#### What you are asked to do:
Leaving out the pictures, write the following records exactly as they read.
........
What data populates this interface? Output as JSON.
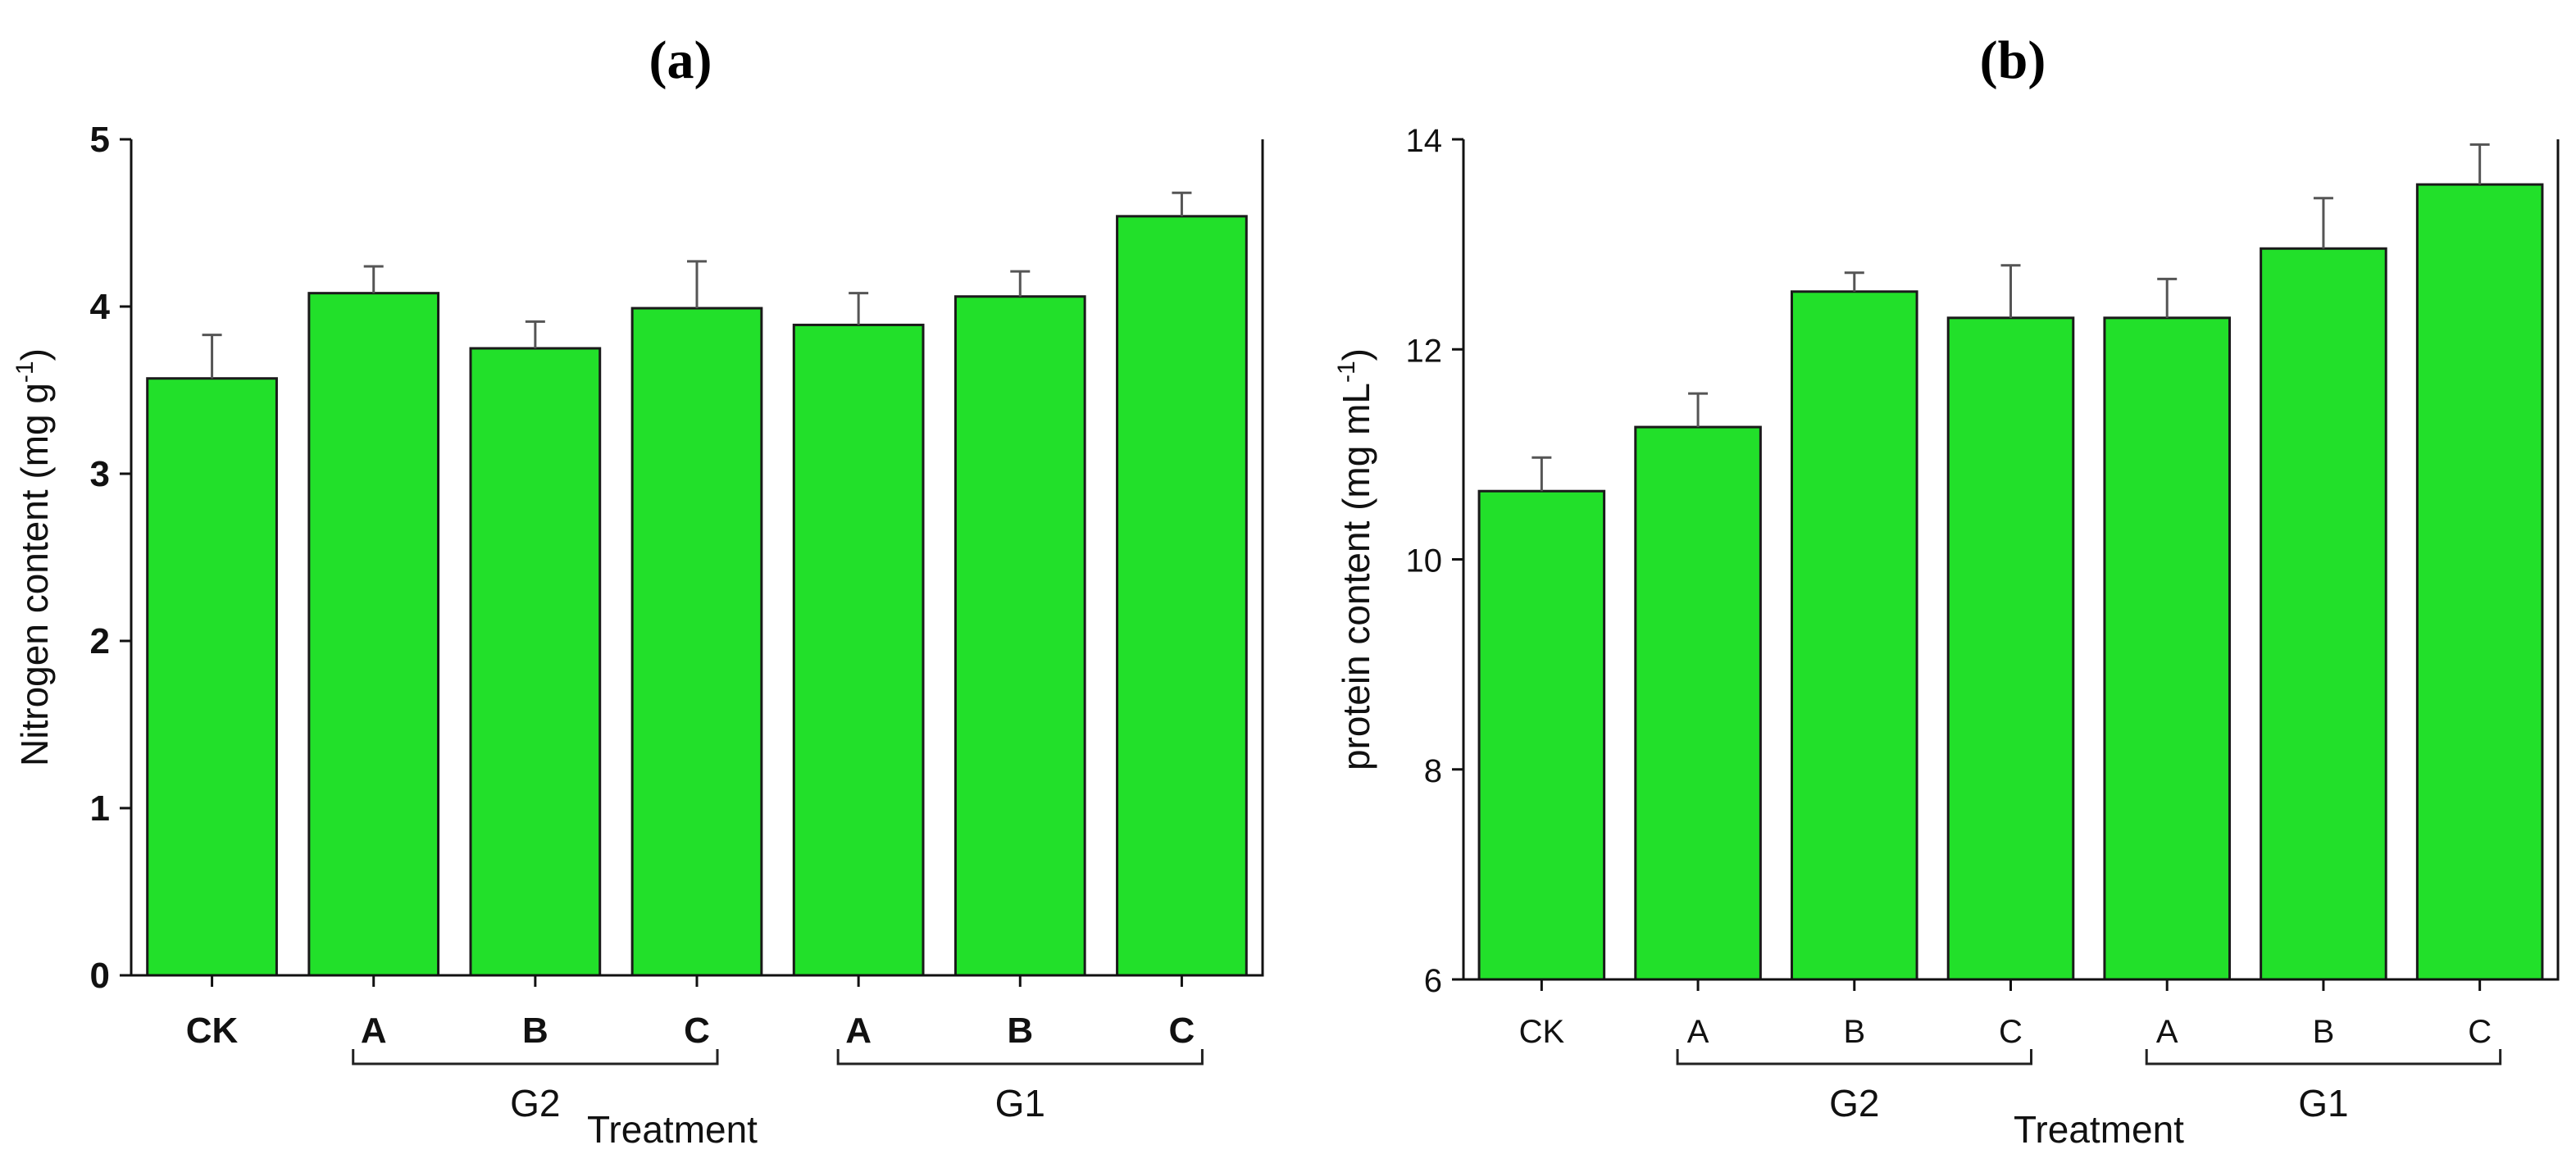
{
  "chart_data": [
    {
      "type": "bar",
      "title": "(a)",
      "xlabel": "Treatment",
      "ylabel": "Nitrogen content (mg g",
      "ylabel_sup": "-1",
      "ylabel_end": ")",
      "ylim": [
        0,
        5
      ],
      "yticks": [
        "0",
        "1",
        "2",
        "3",
        "4",
        "5"
      ],
      "categories": [
        "CK",
        "A",
        "B",
        "C",
        "A",
        "B",
        "C"
      ],
      "values": [
        3.57,
        4.08,
        3.75,
        3.99,
        3.89,
        4.06,
        4.54
      ],
      "errors": [
        0.26,
        0.16,
        0.16,
        0.28,
        0.19,
        0.15,
        0.14
      ],
      "groups": [
        {
          "label": "G2",
          "from": 1,
          "to": 3
        },
        {
          "label": "G1",
          "from": 4,
          "to": 6
        }
      ],
      "bold_tick_labels": true,
      "bar_color": "#22e02a"
    },
    {
      "type": "bar",
      "title": "(b)",
      "xlabel": "Treatment",
      "ylabel": "protein content (mg mL",
      "ylabel_sup": "-1",
      "ylabel_end": ")",
      "ylim": [
        6,
        14
      ],
      "yticks": [
        "6",
        "8",
        "10",
        "12",
        "14"
      ],
      "categories": [
        "CK",
        "A",
        "B",
        "C",
        "A",
        "B",
        "C"
      ],
      "values": [
        10.65,
        11.26,
        12.55,
        12.3,
        12.3,
        12.96,
        13.57
      ],
      "errors": [
        0.32,
        0.32,
        0.18,
        0.5,
        0.37,
        0.48,
        0.38
      ],
      "groups": [
        {
          "label": "G2",
          "from": 1,
          "to": 3
        },
        {
          "label": "G1",
          "from": 4,
          "to": 6
        }
      ],
      "bold_tick_labels": false,
      "bar_color": "#22e02a"
    }
  ]
}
........
#### Written solution:
What data populates this interface? Output as JSON.
{
  "chart_data": [
    {
      "type": "bar",
      "title": "(a)",
      "xlabel": "Treatment",
      "ylabel": "Nitrogen content (mg g",
      "ylabel_sup": "-1",
      "ylabel_end": ")",
      "ylim": [
        0,
        5
      ],
      "yticks": [
        "0",
        "1",
        "2",
        "3",
        "4",
        "5"
      ],
      "categories": [
        "CK",
        "A",
        "B",
        "C",
        "A",
        "B",
        "C"
      ],
      "values": [
        3.57,
        4.08,
        3.75,
        3.99,
        3.89,
        4.06,
        4.54
      ],
      "errors": [
        0.26,
        0.16,
        0.16,
        0.28,
        0.19,
        0.15,
        0.14
      ],
      "groups": [
        {
          "label": "G2",
          "from": 1,
          "to": 3
        },
        {
          "label": "G1",
          "from": 4,
          "to": 6
        }
      ],
      "bold_tick_labels": true,
      "bar_color": "#22e02a"
    },
    {
      "type": "bar",
      "title": "(b)",
      "xlabel": "Treatment",
      "ylabel": "protein content (mg mL",
      "ylabel_sup": "-1",
      "ylabel_end": ")",
      "ylim": [
        6,
        14
      ],
      "yticks": [
        "6",
        "8",
        "10",
        "12",
        "14"
      ],
      "categories": [
        "CK",
        "A",
        "B",
        "C",
        "A",
        "B",
        "C"
      ],
      "values": [
        10.65,
        11.26,
        12.55,
        12.3,
        12.3,
        12.96,
        13.57
      ],
      "errors": [
        0.32,
        0.32,
        0.18,
        0.5,
        0.37,
        0.48,
        0.38
      ],
      "groups": [
        {
          "label": "G2",
          "from": 1,
          "to": 3
        },
        {
          "label": "G1",
          "from": 4,
          "to": 6
        }
      ],
      "bold_tick_labels": false,
      "bar_color": "#22e02a"
    }
  ]
}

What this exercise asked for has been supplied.